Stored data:
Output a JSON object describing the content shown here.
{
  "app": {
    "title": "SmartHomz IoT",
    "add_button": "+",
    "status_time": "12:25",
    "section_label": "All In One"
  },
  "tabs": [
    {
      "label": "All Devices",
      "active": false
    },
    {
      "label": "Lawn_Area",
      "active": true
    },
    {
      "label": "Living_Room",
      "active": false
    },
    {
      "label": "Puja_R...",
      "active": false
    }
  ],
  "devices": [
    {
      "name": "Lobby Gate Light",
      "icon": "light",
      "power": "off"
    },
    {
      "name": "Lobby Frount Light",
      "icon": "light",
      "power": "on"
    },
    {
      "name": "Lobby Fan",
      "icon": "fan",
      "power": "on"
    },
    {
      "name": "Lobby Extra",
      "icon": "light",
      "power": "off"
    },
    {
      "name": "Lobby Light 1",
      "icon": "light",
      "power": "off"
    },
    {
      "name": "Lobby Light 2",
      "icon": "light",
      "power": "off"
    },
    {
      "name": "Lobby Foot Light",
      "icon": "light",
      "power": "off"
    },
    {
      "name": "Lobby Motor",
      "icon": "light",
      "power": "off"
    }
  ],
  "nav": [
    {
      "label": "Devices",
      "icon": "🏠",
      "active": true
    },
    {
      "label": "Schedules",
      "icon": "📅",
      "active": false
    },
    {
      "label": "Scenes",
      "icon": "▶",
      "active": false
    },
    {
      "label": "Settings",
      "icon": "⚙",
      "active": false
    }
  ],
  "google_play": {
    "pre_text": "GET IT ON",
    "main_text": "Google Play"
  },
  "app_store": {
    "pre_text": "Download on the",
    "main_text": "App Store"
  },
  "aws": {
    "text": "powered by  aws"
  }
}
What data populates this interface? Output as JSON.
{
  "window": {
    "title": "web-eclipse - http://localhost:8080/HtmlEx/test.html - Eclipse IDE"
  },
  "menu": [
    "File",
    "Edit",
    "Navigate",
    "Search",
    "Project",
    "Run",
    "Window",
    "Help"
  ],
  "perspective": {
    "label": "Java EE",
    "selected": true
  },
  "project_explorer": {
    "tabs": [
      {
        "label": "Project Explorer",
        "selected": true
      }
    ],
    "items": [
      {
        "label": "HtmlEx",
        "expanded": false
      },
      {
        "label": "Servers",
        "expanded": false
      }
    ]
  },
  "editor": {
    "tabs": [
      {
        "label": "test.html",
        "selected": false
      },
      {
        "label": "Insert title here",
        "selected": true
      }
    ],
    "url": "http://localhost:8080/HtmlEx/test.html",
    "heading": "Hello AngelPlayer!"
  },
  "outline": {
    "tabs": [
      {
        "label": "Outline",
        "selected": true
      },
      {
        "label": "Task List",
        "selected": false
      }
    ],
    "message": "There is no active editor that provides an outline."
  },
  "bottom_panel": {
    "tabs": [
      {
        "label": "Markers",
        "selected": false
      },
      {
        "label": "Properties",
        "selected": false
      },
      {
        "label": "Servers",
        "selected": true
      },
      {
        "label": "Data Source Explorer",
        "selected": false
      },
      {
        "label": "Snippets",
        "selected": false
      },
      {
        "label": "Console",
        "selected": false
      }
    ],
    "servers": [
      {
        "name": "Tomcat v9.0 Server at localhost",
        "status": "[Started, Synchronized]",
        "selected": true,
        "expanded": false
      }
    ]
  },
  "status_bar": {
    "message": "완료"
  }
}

> _Required work_
Repeat the material from above exactly, word for word.

> _Exercise answer_
Output a JSON object describing the content shown here.
{
  "app": {
    "title": "SmartHomz IoT",
    "add_button": "+",
    "status_time": "12:25",
    "section_label": "All In One"
  },
  "tabs": [
    {
      "label": "All Devices",
      "active": false
    },
    {
      "label": "Lawn_Area",
      "active": true
    },
    {
      "label": "Living_Room",
      "active": false
    },
    {
      "label": "Puja_R...",
      "active": false
    }
  ],
  "devices": [
    {
      "name": "Lobby Gate Light",
      "icon": "light",
      "power": "off"
    },
    {
      "name": "Lobby Frount Light",
      "icon": "light",
      "power": "on"
    },
    {
      "name": "Lobby Fan",
      "icon": "fan",
      "power": "on"
    },
    {
      "name": "Lobby Extra",
      "icon": "light",
      "power": "off"
    },
    {
      "name": "Lobby Light 1",
      "icon": "light",
      "power": "off"
    },
    {
      "name": "Lobby Light 2",
      "icon": "light",
      "power": "off"
    },
    {
      "name": "Lobby Foot Light",
      "icon": "light",
      "power": "off"
    },
    {
      "name": "Lobby Motor",
      "icon": "light",
      "power": "off"
    }
  ],
  "nav": [
    {
      "label": "Devices",
      "icon": "🏠",
      "active": true
    },
    {
      "label": "Schedules",
      "icon": "📅",
      "active": false
    },
    {
      "label": "Scenes",
      "icon": "▶",
      "active": false
    },
    {
      "label": "Settings",
      "icon": "⚙",
      "active": false
    }
  ],
  "google_play": {
    "pre_text": "GET IT ON",
    "main_text": "Google Play"
  },
  "app_store": {
    "pre_text": "Download on the",
    "main_text": "App Store"
  },
  "aws": {
    "text": "powered by  aws"
  }
}
What data populates this interface? Output as JSON.
{
  "window": {
    "title": "web-eclipse - http://localhost:8080/HtmlEx/test.html - Eclipse IDE"
  },
  "menu": [
    "File",
    "Edit",
    "Navigate",
    "Search",
    "Project",
    "Run",
    "Window",
    "Help"
  ],
  "perspective": {
    "label": "Java EE",
    "selected": true
  },
  "project_explorer": {
    "tabs": [
      {
        "label": "Project Explorer",
        "selected": true
      }
    ],
    "items": [
      {
        "label": "HtmlEx",
        "expanded": false
      },
      {
        "label": "Servers",
        "expanded": false
      }
    ]
  },
  "editor": {
    "tabs": [
      {
        "label": "test.html",
        "selected": false
      },
      {
        "label": "Insert title here",
        "selected": true
      }
    ],
    "url": "http://localhost:8080/HtmlEx/test.html",
    "heading": "Hello AngelPlayer!"
  },
  "outline": {
    "tabs": [
      {
        "label": "Outline",
        "selected": true
      },
      {
        "label": "Task List",
        "selected": false
      }
    ],
    "message": "There is no active editor that provides an outline."
  },
  "bottom_panel": {
    "tabs": [
      {
        "label": "Markers",
        "selected": false
      },
      {
        "label": "Properties",
        "selected": false
      },
      {
        "label": "Servers",
        "selected": true
      },
      {
        "label": "Data Source Explorer",
        "selected": false
      },
      {
        "label": "Snippets",
        "selected": false
      },
      {
        "label": "Console",
        "selected": false
      }
    ],
    "servers": [
      {
        "name": "Tomcat v9.0 Server at localhost",
        "status": "[Started, Synchronized]",
        "selected": true,
        "expanded": false
      }
    ]
  },
  "status_bar": {
    "message": "완료"
  }
}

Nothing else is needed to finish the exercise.